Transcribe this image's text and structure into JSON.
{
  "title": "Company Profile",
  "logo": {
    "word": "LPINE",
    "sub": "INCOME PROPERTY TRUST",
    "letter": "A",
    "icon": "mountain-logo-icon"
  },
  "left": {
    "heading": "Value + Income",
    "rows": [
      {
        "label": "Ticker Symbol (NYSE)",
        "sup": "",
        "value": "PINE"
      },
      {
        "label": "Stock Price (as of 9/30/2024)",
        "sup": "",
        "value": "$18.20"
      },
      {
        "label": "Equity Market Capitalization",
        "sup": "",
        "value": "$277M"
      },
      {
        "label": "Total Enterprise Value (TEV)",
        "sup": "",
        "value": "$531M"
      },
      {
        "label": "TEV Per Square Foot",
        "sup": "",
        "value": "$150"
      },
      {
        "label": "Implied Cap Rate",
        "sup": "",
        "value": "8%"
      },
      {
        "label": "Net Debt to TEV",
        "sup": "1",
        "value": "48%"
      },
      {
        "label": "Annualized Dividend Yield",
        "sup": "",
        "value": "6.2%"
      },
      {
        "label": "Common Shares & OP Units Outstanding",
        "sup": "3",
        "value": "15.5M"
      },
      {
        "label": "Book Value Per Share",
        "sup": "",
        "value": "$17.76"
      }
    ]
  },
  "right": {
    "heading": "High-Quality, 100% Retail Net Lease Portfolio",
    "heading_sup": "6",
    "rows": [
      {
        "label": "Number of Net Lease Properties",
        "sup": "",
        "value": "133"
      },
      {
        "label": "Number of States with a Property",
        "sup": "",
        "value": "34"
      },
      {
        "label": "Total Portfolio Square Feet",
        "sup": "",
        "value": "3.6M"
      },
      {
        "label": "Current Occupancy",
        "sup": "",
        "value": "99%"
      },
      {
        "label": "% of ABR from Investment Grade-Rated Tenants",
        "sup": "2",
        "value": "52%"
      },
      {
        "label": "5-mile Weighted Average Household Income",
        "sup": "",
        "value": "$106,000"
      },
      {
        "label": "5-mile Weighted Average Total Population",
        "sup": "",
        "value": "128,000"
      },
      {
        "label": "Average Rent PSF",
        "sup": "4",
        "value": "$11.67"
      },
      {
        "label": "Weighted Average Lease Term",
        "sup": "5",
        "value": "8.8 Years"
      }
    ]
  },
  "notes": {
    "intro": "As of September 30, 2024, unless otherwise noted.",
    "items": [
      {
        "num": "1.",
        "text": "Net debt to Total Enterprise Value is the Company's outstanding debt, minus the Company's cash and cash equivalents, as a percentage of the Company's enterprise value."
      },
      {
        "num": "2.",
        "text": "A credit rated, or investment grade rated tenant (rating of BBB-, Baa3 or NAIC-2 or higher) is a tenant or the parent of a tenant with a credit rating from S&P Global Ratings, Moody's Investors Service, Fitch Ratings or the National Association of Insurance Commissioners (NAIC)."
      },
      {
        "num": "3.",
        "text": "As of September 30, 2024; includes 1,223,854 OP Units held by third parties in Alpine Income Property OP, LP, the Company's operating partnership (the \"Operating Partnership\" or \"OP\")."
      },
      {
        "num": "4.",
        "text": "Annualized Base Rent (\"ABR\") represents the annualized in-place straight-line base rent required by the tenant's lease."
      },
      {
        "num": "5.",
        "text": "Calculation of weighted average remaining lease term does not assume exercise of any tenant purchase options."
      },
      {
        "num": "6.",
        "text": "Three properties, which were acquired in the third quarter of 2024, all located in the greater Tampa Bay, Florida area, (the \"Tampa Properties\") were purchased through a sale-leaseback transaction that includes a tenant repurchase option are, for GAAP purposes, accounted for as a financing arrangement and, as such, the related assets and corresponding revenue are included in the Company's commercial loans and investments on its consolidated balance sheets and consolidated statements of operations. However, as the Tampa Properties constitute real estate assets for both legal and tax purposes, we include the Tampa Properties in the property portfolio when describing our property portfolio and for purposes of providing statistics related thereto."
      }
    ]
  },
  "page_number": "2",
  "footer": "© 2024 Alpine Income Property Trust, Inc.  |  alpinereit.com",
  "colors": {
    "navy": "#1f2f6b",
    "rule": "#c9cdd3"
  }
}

*Brief*
Show every line that contains the word "Square".

*Result*
        "label": "TEV Per Square Foot",
        "label": "Total Portfolio Square Feet",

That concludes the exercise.